##### SUPPLIED TEXT

Walong is an administrative town and the headquarters of eponymous circle in the Anjaw district in eastern-most part of Arunachal Pradesh state in India. It also has a small cantonment of the Indian Army. Walong is on banks of Lohit River, which enters India 35 km north of Walong at India-China LAC at Kaho pass.

Walong is also the easternmost town in mainland India. It is 20 km south of Kibithu, 60 km west of Diphu Pass (near India-China-Myanmar tri-junction), and 90 km north of district headquarter at Hawai. Anjaw district was carved out of Lohit District in 2004.

== Geography ==

Walong lies on the west bank of the Lohit River, a tributary of the Brahmaputra, approximately 20 kilometres south of the Tibetan border. The forest around Walong is rich in wildlife. Rare mammals such as Mishmi takin, Red goral and Leaf muntjac occurs while among birds there is the rare Sclater's Monal. A flying squirrel, the Mishmi Hills Giant Flying Squirrel (Petaurista mishmiensis) also occurs in this district.

##########
##### GIVEN RECORDS

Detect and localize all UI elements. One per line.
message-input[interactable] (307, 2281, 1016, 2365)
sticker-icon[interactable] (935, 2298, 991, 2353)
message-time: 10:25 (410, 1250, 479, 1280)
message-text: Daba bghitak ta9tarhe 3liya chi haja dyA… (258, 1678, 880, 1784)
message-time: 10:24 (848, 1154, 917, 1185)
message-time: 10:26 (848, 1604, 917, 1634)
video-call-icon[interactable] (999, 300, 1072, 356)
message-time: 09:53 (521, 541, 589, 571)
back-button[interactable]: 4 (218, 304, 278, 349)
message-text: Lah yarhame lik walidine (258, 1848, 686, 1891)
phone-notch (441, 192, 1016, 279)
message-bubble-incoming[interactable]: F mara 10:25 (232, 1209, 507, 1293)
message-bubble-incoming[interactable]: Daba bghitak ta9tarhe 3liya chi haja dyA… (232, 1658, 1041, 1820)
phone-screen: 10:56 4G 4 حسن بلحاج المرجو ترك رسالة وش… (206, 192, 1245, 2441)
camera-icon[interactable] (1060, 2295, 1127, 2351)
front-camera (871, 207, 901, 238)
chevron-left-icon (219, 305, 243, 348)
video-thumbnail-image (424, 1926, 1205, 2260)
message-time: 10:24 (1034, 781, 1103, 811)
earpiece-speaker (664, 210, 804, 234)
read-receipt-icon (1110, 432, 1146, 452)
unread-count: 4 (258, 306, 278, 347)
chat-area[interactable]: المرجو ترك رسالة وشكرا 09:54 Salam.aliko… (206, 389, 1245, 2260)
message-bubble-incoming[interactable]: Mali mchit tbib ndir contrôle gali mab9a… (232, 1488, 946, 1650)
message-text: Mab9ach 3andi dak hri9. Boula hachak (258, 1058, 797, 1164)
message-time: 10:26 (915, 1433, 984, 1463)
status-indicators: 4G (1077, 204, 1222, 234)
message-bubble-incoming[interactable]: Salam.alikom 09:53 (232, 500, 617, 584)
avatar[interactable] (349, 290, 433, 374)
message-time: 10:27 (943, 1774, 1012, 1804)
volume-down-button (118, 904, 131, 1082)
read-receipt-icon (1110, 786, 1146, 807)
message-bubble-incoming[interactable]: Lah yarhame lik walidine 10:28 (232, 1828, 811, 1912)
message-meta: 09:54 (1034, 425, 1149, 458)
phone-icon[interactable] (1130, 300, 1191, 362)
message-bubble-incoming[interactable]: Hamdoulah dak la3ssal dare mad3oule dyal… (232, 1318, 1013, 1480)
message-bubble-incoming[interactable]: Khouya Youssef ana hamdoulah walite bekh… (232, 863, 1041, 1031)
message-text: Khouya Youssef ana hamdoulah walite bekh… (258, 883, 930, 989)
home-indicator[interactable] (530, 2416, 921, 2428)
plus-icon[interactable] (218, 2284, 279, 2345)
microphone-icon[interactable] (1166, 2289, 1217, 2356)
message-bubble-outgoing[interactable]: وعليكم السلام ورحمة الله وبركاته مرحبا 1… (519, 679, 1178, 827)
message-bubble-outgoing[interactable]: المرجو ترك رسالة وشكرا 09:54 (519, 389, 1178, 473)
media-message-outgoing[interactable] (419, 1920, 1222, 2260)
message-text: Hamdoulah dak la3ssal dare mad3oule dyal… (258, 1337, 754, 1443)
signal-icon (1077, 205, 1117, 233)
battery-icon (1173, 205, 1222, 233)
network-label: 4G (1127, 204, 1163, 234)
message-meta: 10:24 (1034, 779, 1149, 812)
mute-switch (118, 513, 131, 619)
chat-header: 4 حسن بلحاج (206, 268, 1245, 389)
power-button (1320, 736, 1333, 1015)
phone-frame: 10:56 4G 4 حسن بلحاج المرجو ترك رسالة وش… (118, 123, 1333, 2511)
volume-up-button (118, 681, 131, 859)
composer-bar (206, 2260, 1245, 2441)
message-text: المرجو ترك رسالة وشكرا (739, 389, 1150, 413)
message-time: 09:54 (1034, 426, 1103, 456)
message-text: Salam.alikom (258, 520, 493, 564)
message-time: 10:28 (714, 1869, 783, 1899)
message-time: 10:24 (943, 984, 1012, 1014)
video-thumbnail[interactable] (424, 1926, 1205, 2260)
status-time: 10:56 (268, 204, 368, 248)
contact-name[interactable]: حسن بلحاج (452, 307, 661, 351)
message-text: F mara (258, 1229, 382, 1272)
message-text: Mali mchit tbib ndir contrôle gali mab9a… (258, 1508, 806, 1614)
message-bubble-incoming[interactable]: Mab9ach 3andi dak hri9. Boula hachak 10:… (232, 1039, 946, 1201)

##########

# [EXERCISE]
Summarize the text on Walong in two sentences. The data has no connection to the text on Walong.

# [EXERCISE ANSWER]
Walong, in the Anjaw district of Arunachal Pradesh, is an administrative town that serves as headquarters of the circle of the same name, has a small Indian Army cantonment, and is the easternmost town in mainland India. It lies on the west bank of the Lohit River, and the forest around it is rich in wildlife, including rare mammals such as the Mishmi takin and the rare bird Sclater's Monal.